State how many lines of the entries hold the string "generation", and output nothing but that count.
# # # #
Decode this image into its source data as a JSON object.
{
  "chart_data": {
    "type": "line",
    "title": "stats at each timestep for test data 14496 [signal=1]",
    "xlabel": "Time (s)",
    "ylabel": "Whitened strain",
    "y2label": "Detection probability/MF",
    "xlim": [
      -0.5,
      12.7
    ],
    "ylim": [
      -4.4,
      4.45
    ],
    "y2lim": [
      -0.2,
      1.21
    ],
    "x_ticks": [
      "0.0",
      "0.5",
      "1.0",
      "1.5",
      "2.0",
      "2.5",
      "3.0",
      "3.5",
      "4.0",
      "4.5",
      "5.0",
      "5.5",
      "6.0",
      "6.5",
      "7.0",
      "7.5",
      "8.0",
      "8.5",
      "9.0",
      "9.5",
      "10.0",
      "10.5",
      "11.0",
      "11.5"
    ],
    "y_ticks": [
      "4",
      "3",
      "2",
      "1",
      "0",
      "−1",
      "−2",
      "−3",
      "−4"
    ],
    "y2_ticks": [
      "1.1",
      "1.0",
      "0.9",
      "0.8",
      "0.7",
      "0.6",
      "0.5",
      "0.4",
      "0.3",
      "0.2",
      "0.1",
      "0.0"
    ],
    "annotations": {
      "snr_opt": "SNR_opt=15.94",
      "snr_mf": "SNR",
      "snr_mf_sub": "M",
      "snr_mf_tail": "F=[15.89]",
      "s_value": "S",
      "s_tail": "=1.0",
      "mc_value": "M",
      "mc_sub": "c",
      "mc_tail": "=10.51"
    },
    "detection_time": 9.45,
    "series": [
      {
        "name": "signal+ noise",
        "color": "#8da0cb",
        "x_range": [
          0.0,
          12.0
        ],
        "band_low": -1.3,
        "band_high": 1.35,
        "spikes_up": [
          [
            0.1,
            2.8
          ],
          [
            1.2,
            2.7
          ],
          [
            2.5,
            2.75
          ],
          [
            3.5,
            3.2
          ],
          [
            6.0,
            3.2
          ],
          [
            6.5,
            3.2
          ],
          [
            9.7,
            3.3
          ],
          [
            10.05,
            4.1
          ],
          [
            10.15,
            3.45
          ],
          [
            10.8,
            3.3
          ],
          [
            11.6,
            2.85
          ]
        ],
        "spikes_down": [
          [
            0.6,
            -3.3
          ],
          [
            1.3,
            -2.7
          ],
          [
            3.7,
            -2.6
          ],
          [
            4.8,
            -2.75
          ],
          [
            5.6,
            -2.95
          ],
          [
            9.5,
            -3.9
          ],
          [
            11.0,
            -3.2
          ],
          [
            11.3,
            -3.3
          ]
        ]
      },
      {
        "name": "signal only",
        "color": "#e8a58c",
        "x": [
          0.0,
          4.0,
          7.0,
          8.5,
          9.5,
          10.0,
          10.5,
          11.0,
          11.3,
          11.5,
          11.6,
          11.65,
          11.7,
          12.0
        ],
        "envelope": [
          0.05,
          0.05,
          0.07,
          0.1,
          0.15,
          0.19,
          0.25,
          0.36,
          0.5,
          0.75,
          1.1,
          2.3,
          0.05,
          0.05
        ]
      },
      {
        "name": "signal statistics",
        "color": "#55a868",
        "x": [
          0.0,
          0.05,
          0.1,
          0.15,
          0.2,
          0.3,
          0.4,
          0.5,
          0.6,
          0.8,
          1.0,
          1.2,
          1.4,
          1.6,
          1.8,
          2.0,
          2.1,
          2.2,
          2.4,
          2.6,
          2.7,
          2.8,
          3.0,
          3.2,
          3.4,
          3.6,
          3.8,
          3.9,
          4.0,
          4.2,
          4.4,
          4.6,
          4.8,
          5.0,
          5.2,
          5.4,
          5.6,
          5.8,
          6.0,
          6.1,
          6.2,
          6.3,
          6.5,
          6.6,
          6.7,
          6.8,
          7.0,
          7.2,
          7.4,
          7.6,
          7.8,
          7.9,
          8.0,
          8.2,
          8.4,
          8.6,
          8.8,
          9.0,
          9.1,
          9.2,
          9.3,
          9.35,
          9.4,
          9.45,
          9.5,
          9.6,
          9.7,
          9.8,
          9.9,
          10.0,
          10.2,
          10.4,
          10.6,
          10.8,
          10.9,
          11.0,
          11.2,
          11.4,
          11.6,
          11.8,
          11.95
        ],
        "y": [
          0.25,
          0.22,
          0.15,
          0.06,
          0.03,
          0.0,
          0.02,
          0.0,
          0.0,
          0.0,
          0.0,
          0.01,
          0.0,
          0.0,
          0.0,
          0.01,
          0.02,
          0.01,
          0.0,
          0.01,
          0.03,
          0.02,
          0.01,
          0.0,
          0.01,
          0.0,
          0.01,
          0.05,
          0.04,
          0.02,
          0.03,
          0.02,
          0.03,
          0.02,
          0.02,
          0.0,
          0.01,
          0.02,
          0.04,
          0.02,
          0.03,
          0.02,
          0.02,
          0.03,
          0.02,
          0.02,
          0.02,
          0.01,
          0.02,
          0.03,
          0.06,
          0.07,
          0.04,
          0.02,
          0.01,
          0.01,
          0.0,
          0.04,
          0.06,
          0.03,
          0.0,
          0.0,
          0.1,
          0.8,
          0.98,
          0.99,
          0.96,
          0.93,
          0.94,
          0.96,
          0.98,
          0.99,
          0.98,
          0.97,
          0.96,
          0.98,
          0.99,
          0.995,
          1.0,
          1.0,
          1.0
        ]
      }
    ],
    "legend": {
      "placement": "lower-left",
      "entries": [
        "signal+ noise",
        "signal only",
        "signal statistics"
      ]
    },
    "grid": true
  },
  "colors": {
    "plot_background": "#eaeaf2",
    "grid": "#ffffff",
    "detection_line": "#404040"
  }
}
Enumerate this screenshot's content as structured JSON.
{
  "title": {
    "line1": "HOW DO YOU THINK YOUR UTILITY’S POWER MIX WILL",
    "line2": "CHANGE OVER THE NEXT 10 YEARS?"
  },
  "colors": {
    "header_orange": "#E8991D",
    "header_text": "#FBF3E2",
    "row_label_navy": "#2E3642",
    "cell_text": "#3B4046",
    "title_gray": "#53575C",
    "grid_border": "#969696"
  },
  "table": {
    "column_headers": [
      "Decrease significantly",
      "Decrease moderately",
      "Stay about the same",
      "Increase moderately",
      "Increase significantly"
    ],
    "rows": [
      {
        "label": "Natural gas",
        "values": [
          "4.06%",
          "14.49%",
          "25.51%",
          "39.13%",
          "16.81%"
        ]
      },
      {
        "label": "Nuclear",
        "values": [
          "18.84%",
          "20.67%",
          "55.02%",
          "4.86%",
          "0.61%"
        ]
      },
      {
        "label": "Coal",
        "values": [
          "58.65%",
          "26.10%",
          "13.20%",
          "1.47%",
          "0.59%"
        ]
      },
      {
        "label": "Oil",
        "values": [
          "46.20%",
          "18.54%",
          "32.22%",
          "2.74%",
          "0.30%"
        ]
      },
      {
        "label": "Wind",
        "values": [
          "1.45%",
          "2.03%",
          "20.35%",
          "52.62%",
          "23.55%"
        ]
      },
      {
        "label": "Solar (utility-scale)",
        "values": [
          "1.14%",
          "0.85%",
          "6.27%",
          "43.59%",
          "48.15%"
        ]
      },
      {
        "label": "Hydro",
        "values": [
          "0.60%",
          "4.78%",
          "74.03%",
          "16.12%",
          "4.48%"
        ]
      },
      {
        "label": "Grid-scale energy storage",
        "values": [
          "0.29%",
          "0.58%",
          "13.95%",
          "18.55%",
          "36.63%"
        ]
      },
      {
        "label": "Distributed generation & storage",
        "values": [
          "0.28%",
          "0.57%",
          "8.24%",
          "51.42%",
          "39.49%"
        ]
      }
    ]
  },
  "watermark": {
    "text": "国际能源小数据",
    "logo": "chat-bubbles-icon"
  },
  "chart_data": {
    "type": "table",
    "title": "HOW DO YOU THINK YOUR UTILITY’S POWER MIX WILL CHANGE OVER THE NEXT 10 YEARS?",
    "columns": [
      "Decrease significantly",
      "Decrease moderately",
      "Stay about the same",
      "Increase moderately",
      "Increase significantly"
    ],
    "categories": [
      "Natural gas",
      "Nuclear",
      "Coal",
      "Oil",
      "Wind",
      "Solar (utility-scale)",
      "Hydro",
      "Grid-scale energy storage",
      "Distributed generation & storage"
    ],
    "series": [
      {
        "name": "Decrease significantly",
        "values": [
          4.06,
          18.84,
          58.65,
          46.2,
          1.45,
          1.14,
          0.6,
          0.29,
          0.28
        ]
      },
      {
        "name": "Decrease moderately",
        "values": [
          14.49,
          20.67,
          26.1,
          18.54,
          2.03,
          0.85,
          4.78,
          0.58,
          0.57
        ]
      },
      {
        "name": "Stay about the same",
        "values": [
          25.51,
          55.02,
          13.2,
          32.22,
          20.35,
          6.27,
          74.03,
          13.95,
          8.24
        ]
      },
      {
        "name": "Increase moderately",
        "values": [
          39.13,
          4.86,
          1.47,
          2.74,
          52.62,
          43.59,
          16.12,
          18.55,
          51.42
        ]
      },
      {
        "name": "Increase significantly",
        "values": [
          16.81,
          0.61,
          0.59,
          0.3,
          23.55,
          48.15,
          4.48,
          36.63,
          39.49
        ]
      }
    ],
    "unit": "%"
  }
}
# # # #
* [SOLUTION TO THE PROBLEM] 2